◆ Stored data
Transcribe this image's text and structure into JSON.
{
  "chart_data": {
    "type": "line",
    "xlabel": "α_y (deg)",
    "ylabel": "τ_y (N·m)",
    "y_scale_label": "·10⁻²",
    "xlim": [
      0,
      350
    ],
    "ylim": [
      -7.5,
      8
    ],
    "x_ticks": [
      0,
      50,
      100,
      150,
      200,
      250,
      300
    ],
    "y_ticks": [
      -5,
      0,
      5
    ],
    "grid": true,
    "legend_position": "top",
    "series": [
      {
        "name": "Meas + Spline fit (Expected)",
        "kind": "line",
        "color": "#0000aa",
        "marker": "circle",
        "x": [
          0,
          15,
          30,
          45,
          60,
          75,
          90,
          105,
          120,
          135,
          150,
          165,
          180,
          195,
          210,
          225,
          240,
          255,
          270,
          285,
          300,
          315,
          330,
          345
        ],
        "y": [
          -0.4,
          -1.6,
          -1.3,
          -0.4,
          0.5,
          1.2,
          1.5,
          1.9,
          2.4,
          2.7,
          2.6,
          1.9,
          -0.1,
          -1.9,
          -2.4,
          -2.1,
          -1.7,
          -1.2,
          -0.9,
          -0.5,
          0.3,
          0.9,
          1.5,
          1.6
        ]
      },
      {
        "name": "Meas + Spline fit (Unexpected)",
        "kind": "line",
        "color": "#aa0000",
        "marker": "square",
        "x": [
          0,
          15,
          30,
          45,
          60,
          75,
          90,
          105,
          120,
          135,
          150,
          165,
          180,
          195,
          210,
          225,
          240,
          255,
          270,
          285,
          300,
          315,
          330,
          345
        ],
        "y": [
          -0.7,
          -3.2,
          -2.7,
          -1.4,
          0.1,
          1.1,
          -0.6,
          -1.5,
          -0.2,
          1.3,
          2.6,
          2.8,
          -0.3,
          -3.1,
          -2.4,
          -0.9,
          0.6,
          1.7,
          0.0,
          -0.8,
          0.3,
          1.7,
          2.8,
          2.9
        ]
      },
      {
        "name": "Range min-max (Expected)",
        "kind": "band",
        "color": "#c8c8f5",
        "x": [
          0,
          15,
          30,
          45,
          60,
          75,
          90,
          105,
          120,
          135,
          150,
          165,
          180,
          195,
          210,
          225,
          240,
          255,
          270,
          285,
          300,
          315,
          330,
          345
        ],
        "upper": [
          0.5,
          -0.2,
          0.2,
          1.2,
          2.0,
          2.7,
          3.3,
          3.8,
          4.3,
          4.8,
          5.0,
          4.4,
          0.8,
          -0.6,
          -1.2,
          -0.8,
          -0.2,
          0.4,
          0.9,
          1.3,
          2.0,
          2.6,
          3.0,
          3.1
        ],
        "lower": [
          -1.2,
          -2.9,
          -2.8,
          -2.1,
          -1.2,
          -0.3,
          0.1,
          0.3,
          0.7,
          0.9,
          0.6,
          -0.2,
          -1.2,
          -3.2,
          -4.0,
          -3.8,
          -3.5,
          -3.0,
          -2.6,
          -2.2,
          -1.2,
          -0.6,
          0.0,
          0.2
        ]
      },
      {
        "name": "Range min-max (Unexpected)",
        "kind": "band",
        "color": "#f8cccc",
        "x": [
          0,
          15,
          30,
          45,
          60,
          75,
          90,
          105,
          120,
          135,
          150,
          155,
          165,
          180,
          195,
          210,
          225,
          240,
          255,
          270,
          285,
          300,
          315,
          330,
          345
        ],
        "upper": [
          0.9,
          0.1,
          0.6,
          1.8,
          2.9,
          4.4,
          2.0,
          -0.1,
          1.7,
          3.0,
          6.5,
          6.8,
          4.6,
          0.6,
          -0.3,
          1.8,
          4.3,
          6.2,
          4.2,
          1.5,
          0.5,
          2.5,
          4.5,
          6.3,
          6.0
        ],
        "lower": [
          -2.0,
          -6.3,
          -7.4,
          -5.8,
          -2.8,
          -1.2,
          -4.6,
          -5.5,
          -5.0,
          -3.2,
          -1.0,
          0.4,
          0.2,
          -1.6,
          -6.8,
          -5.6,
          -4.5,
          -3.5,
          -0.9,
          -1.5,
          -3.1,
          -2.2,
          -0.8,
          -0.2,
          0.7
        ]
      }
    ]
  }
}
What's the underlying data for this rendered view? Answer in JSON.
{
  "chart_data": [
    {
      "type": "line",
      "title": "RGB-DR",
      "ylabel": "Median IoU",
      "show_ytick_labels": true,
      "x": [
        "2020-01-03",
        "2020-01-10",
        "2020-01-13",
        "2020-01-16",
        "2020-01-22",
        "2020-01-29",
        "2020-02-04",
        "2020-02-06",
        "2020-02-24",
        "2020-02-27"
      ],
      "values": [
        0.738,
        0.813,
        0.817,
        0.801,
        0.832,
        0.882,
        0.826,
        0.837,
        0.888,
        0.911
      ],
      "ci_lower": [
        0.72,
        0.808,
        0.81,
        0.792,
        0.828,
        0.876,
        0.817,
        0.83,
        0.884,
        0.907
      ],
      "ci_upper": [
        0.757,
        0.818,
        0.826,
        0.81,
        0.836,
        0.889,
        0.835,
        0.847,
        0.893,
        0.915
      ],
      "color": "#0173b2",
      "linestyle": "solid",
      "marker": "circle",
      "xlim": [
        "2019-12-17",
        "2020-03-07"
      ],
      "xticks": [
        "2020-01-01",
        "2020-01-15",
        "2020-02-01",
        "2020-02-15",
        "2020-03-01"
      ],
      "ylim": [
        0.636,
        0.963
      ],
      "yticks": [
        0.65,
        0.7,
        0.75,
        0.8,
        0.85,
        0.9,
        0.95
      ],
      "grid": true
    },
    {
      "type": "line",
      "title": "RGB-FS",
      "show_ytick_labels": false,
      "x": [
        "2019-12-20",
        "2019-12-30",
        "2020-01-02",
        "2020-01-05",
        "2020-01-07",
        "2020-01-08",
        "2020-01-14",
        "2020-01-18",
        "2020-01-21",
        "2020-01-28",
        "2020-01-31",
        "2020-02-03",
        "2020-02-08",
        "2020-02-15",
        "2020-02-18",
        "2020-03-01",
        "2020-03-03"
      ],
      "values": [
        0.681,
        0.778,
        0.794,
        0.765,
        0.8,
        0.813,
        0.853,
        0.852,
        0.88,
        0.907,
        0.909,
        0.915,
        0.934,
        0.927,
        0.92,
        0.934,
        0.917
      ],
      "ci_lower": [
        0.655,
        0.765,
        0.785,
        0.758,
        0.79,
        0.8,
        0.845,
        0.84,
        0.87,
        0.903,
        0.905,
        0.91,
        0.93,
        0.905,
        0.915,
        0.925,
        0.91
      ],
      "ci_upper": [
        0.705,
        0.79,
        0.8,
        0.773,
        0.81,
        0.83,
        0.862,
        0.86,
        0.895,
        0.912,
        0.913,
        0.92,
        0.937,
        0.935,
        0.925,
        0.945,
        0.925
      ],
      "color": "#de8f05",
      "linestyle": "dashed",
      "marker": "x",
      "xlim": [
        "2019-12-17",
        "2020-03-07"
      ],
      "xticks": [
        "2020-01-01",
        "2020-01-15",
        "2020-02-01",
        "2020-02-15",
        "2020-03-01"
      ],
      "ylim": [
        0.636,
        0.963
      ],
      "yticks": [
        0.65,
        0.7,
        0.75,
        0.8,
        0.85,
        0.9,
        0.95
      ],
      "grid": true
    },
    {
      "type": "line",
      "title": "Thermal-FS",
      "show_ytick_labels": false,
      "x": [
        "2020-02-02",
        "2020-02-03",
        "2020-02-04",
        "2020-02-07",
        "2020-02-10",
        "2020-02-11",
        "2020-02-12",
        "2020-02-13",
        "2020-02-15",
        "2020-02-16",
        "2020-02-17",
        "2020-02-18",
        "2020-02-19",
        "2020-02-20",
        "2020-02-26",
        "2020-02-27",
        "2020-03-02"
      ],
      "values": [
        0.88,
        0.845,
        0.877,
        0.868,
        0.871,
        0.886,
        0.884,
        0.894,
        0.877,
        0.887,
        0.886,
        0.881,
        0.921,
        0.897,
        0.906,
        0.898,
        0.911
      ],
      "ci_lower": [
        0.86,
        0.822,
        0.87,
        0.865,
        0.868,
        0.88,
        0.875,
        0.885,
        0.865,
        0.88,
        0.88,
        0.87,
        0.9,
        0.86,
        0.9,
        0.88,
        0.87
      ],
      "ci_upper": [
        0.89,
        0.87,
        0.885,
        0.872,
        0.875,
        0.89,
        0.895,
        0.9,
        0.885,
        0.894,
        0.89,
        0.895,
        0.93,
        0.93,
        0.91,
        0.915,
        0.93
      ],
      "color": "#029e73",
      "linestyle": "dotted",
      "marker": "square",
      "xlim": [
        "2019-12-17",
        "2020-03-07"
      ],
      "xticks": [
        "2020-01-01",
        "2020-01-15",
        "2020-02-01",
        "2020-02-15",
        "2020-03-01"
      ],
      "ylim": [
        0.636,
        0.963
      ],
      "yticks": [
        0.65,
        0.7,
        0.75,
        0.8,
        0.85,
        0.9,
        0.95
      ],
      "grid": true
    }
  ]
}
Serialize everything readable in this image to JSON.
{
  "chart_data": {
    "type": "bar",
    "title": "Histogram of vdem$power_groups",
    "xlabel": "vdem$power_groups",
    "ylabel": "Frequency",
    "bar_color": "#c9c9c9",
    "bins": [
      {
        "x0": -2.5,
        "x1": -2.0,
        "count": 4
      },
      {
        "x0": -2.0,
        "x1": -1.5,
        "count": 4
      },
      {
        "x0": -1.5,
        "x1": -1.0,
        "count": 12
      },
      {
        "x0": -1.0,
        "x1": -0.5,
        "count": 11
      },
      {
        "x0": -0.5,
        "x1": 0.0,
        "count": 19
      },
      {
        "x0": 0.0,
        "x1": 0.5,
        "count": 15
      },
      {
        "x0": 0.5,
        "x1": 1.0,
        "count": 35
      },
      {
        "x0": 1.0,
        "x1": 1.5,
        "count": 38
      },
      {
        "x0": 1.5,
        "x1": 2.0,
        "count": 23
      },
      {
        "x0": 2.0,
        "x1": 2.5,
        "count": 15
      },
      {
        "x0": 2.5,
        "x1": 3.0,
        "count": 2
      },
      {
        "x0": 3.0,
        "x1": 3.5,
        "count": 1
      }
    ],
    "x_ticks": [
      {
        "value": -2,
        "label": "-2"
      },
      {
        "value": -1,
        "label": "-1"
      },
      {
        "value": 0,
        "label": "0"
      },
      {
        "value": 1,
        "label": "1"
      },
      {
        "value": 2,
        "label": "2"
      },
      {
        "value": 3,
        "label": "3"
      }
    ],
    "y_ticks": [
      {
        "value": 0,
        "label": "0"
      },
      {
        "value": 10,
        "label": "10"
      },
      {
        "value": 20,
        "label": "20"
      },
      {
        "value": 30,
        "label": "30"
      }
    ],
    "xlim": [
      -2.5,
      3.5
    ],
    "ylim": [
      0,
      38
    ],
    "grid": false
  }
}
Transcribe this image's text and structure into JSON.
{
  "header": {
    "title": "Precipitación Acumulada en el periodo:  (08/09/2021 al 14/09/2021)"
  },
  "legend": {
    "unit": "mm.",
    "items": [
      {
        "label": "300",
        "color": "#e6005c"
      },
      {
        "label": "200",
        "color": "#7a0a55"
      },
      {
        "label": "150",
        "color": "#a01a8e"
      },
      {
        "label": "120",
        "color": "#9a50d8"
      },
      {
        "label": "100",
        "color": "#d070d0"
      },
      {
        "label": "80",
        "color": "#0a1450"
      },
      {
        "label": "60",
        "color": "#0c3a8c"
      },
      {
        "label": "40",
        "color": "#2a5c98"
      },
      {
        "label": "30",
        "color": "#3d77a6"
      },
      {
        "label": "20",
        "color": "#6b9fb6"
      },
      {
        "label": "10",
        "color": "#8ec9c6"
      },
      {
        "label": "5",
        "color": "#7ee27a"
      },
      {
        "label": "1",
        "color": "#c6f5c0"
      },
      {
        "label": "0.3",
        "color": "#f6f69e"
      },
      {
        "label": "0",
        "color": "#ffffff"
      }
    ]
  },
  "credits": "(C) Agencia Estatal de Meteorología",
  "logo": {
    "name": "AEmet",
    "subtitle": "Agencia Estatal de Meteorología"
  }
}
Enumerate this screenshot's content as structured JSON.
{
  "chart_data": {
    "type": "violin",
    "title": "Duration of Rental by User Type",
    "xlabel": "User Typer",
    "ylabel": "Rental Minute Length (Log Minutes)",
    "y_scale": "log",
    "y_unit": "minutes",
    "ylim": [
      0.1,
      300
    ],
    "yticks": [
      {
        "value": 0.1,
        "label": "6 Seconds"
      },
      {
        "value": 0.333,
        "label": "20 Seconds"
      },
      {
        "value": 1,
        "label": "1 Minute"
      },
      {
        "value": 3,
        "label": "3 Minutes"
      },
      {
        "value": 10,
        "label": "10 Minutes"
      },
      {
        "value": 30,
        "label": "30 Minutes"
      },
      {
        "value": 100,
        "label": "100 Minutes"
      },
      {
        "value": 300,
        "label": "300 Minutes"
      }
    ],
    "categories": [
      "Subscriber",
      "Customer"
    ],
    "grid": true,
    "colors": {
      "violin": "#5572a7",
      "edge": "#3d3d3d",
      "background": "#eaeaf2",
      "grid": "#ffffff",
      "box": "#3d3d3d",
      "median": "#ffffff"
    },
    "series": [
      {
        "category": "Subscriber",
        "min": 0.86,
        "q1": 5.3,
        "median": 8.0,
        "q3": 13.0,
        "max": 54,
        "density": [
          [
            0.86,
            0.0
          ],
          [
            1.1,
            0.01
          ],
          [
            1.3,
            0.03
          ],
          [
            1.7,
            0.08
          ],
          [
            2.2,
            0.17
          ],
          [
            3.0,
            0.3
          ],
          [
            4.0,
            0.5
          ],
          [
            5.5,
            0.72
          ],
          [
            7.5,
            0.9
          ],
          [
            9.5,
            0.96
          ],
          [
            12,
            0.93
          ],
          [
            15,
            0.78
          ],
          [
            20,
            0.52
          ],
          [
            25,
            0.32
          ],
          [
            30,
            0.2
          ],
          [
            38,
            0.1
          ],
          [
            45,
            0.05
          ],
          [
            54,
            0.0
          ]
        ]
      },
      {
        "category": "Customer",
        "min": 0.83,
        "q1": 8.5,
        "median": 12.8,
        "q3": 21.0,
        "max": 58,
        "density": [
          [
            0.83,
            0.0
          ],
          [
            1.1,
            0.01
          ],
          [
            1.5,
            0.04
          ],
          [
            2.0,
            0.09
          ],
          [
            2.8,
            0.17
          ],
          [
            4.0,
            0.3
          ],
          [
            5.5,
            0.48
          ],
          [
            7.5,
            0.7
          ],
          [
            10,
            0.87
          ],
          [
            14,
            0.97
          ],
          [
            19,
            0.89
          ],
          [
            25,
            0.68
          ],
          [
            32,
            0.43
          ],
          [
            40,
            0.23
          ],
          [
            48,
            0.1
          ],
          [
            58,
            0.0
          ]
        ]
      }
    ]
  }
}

◆ SET TASK
Pull out all lines in the data above that include "Meteorología".

◆ WORKED ANSWER
  "credits": "(C) Agencia Estatal de Meteorología",
    "subtitle": "Agencia Estatal de Meteorología"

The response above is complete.